» **Exercise material**
====

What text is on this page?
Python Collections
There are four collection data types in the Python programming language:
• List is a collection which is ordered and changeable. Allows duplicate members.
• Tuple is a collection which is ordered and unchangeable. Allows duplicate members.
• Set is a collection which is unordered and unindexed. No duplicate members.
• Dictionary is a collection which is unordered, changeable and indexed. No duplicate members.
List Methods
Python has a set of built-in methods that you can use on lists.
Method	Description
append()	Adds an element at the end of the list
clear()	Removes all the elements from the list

====

» **Stated exercise**
Reproduce each line from the records that contains the word "duplicate".

» **Answer to the exercise**
• List is a collection which is ordered and changeable. Allows duplicate members.
• Tuple is a collection which is ordered and unchangeable. Allows duplicate members.
• Set is a collection which is unordered and unindexed. No duplicate members.
• Dictionary is a collection which is unordered, changeable and indexed. No duplicate members.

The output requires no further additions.